In the listing that follows, how many lines contain "class"? Give the number only.
[Begin Record extracts]
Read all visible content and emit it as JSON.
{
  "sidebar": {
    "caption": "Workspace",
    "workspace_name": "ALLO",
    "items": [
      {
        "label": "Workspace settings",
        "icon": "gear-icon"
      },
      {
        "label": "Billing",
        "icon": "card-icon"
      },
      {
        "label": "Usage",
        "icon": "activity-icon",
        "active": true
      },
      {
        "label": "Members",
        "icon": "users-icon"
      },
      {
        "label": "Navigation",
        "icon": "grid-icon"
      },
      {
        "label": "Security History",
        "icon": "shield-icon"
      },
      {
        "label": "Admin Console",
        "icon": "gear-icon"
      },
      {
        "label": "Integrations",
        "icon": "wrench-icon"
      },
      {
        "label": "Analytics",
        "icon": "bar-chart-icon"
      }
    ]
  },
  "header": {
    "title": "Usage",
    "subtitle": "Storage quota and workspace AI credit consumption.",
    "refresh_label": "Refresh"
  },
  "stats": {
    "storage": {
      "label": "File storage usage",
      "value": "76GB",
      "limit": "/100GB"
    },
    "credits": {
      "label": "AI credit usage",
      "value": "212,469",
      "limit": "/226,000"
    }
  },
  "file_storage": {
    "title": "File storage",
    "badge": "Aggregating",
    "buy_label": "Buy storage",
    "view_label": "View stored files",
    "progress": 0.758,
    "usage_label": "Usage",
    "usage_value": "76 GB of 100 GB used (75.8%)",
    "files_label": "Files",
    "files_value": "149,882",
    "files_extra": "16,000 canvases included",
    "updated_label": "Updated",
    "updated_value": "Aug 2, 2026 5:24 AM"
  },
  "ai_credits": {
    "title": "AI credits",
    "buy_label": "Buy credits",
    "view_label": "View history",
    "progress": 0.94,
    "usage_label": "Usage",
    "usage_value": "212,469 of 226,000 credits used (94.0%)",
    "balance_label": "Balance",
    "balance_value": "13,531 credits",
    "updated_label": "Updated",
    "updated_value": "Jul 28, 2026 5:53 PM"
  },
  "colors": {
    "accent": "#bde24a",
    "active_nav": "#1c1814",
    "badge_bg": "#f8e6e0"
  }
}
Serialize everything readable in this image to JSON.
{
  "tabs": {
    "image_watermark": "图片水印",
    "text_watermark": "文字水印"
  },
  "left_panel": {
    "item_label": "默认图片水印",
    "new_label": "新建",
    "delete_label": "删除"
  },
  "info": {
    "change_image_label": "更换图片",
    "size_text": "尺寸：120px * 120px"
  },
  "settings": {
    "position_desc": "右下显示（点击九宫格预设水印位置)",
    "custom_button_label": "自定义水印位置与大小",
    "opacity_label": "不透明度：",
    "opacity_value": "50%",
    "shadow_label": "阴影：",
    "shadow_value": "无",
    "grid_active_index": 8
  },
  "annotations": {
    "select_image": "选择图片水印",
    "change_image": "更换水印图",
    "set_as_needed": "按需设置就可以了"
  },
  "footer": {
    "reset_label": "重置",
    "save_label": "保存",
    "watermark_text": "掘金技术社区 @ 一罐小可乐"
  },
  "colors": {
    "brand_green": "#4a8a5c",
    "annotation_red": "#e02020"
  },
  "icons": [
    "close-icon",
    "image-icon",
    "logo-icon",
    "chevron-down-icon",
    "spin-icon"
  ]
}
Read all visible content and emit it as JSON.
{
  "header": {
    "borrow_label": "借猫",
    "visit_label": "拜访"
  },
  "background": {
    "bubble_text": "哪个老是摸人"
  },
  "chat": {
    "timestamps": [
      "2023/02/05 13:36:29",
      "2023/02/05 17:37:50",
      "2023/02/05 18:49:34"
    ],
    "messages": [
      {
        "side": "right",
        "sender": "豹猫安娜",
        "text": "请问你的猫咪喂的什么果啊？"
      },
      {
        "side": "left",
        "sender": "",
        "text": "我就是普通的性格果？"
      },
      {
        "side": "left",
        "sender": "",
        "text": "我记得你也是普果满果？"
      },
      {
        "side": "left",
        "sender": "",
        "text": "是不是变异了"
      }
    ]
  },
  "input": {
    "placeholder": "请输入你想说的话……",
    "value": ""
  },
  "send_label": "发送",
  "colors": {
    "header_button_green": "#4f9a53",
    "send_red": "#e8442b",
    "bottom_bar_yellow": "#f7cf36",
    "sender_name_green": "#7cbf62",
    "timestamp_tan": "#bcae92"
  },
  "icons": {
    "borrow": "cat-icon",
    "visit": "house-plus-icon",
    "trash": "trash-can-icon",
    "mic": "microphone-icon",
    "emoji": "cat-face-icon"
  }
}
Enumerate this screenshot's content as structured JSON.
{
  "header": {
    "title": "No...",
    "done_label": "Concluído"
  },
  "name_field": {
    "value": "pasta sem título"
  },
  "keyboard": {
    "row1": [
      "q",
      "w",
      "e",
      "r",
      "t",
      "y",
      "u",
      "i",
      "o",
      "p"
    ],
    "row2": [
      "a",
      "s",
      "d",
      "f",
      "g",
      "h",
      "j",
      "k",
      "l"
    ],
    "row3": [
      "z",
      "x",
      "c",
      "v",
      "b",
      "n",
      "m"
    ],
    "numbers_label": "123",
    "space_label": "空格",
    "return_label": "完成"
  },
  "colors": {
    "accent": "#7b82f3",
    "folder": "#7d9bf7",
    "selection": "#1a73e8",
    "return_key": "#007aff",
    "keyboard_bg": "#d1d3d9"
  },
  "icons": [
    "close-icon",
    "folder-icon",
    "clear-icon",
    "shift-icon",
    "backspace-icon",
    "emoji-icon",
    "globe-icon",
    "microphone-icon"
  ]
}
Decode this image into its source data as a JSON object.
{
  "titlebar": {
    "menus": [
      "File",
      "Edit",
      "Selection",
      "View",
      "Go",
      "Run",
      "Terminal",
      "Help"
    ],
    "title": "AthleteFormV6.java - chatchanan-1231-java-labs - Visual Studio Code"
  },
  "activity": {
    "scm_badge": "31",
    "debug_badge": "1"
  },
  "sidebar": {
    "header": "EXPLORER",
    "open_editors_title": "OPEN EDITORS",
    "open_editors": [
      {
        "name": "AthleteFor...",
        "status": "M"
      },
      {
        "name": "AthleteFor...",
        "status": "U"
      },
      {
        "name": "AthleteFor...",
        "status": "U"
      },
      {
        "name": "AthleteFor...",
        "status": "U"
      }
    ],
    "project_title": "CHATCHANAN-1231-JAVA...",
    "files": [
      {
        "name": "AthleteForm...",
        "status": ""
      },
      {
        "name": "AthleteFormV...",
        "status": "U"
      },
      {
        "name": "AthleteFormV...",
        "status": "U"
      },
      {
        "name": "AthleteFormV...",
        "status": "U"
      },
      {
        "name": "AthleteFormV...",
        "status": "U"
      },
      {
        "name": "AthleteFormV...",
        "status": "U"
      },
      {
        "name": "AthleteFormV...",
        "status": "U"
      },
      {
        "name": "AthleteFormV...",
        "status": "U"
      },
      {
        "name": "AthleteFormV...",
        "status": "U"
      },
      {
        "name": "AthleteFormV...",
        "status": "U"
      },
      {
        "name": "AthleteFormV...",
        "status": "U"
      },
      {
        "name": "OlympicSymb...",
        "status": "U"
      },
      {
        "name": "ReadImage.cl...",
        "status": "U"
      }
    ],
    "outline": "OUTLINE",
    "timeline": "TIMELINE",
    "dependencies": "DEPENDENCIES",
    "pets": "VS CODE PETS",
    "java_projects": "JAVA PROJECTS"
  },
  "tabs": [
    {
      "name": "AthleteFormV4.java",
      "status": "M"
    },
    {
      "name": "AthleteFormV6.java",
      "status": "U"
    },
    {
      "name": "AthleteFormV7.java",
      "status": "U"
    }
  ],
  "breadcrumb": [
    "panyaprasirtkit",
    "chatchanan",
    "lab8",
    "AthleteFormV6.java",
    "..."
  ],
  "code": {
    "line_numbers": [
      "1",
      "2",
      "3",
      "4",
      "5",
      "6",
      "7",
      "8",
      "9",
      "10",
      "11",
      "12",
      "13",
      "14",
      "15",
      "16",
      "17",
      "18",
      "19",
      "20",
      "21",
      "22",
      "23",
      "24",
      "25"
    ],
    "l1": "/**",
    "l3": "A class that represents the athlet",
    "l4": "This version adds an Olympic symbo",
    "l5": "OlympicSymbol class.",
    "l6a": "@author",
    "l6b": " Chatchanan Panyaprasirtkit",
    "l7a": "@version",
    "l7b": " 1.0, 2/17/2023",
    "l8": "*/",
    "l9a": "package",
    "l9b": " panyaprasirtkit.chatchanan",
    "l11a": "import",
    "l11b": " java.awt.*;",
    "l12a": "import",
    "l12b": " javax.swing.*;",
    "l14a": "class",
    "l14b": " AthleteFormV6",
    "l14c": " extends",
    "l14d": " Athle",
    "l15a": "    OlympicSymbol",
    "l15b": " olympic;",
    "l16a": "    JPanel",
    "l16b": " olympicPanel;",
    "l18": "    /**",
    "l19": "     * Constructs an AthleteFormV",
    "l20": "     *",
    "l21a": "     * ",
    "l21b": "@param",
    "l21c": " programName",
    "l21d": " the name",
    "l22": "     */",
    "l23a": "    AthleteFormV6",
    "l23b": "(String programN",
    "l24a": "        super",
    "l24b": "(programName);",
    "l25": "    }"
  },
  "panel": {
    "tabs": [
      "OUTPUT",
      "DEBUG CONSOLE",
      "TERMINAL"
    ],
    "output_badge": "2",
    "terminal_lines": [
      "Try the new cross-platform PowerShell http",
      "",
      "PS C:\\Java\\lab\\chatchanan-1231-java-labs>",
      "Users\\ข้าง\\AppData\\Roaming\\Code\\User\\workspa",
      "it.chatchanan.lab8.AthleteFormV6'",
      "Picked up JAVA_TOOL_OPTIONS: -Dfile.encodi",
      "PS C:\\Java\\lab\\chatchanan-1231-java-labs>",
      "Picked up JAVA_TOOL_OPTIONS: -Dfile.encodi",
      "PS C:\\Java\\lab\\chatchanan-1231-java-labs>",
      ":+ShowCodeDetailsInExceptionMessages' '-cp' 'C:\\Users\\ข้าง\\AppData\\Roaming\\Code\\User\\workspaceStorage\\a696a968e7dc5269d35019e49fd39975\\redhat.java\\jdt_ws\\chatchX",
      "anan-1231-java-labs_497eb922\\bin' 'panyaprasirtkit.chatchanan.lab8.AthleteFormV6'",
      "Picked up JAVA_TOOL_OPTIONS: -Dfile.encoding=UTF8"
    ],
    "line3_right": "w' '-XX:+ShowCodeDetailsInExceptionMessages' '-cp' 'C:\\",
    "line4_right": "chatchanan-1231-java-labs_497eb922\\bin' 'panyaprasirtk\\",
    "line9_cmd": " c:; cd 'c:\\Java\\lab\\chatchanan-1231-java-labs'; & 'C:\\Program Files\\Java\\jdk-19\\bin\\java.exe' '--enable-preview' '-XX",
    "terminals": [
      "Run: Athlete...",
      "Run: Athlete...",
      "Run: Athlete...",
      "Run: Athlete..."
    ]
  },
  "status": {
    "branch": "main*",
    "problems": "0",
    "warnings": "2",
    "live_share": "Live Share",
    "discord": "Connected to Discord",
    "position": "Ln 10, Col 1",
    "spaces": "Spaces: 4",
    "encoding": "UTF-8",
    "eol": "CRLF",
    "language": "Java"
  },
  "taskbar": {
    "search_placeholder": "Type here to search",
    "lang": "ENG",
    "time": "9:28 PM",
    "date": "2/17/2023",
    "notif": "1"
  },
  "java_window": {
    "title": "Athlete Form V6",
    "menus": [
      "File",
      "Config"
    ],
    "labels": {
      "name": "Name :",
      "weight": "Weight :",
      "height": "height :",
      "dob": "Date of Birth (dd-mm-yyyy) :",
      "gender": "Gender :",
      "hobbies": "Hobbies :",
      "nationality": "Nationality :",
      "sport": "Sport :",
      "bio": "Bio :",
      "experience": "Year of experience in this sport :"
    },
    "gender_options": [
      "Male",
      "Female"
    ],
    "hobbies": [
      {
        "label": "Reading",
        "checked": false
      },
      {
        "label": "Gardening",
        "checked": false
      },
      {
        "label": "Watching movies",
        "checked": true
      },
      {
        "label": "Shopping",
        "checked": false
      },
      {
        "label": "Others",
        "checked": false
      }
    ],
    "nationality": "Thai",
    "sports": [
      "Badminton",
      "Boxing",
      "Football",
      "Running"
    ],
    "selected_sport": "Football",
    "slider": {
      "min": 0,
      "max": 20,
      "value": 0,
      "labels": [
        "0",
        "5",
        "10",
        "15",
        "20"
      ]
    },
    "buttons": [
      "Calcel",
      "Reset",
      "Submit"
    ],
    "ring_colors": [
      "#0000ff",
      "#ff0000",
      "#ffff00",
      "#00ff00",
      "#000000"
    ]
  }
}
[End Record extracts]
**The completed task:** 3